**Record set:**
◆ ◆ ◆ ◆ ◆ ◆ ◆

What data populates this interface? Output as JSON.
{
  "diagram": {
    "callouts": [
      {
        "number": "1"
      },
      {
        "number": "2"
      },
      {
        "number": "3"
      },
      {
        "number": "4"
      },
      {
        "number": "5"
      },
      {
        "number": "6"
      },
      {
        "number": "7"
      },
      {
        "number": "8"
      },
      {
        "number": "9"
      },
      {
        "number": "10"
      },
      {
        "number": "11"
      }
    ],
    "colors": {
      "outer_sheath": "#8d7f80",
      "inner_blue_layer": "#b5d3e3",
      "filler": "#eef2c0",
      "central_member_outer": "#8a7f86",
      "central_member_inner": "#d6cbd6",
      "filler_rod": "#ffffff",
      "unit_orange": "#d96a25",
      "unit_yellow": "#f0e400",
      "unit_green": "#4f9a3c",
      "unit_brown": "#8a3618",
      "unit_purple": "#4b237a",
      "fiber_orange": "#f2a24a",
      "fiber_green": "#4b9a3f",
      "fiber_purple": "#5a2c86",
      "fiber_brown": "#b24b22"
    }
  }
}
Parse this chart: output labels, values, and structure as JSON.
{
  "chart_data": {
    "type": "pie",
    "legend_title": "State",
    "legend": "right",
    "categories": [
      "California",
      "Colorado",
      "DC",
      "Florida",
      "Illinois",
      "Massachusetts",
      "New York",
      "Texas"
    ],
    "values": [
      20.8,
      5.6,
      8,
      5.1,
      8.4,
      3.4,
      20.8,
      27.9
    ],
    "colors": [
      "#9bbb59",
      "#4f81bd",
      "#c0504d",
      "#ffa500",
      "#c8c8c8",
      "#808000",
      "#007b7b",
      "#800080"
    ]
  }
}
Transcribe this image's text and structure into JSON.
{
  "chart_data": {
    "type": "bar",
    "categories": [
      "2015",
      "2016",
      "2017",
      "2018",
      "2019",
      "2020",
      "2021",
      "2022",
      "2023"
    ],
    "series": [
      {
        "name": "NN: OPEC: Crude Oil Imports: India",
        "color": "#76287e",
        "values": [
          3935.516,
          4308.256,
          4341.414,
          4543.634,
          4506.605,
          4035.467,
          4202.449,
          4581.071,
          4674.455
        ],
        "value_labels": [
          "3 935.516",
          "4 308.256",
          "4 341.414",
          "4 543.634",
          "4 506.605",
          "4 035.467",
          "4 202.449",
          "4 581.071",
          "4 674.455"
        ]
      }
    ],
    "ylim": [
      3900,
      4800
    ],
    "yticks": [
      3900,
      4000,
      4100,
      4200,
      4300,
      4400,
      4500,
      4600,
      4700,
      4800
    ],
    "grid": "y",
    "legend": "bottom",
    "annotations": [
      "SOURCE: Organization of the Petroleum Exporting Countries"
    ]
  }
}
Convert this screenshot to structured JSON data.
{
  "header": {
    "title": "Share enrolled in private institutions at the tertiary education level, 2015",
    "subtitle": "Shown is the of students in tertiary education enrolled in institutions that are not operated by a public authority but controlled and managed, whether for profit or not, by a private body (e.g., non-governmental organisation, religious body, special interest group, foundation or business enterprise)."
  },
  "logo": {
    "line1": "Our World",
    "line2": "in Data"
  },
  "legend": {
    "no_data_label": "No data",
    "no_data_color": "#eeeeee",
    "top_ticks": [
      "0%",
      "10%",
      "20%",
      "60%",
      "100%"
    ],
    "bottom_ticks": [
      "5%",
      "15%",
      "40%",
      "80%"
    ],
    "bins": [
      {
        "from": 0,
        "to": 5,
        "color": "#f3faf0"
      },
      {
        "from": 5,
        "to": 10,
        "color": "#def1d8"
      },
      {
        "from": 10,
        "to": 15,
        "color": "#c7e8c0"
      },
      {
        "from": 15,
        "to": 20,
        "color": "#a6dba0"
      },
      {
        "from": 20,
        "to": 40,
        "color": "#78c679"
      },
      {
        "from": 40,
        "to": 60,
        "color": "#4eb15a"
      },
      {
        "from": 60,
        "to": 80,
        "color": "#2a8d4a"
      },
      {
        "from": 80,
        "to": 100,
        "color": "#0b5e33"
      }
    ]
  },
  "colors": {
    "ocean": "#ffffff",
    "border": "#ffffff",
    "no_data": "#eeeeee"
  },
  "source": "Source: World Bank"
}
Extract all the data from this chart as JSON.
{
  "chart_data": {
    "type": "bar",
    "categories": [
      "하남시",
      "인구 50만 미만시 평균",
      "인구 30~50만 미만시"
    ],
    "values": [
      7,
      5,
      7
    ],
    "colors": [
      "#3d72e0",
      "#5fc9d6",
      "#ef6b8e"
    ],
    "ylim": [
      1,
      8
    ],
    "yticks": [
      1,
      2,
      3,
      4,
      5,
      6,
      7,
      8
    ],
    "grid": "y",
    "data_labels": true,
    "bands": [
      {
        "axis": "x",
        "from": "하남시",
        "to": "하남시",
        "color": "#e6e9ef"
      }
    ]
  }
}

◆ ◆ ◆ ◆ ◆ ◆ ◆

**Your goal:** Select every line of the records holding the string "number".

**Problem solution:**
        "number": "1"
        "number": "2"
        "number": "3"
        "number": "4"
        "number": "5"
        "number": "6"
        "number": "7"
        "number": "8"
        "number": "9"
        "number": "10"
        "number": "11"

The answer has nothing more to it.